» TASK DESCRIPTION: Skip every image and restate the data word for word.

» RECORDS FOR THIS TASK:
>>

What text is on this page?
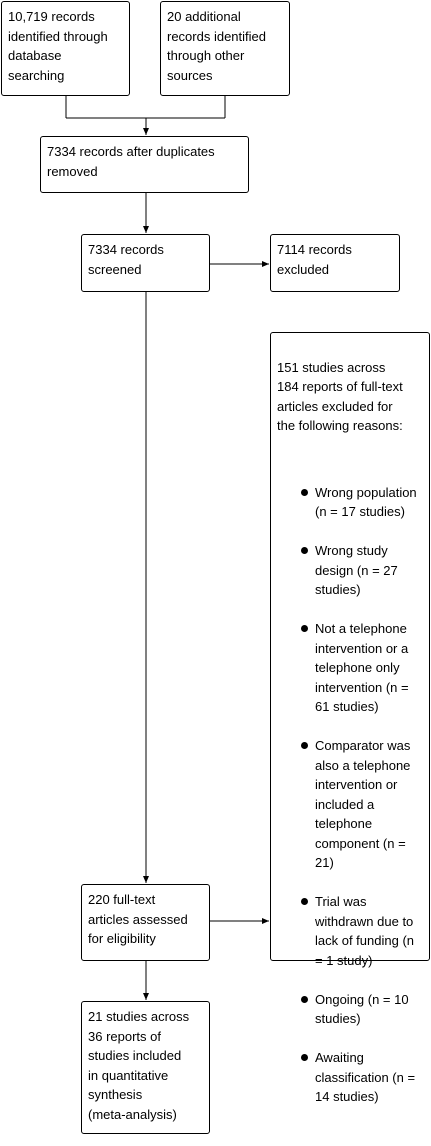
10,719 records
identified through
database
searching
20 additional
records identified
through other
sources
7334 records after duplicates
removed
7334 records
screened
7114 records
excluded

151 studies across
184 reports of full-text
articles excluded for
the following reasons:

Wrong population
(n = 17 studies)

Wrong study
design (n = 27
studies)

Not a telephone
intervention or a
telephone only
intervention (n =
61 studies)

Comparator was
also a telephone
intervention or
included a
telephone
component (n =
21)

Trial was
withdrawn due to
lack of funding (n
= 1 study)

Ongoing (n = 10
studies)

Awaiting
classification (n =
14 studies)

220 full-text
articles assessed
for eligibility
21 studies across
36 reports of
studies included
in quantitative
synthesis
(meta-analysis)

<<

» EXPECTED ANSWER:
What text is on this page?
10,719 records
identified through
database
searching
20 additional
records identified
through other
sources
7334 records after duplicates
removed
7334 records
screened
7114 records
excluded

151 studies across
184 reports of full-text
articles excluded for
the following reasons:

Wrong population
(n = 17 studies)

Wrong study
design (n = 27
studies)

Not a telephone
intervention or a
telephone only
intervention (n =
61 studies)

Comparator was
also a telephone
intervention or
included a
telephone
component (n =
21)

Trial was
withdrawn due to
lack of funding (n
= 1 study)

Ongoing (n = 10
studies)

Awaiting
classification (n =
14 studies)

220 full-text
articles assessed
for eligibility
21 studies across
36 reports of
studies included
in quantitative
synthesis
(meta-analysis)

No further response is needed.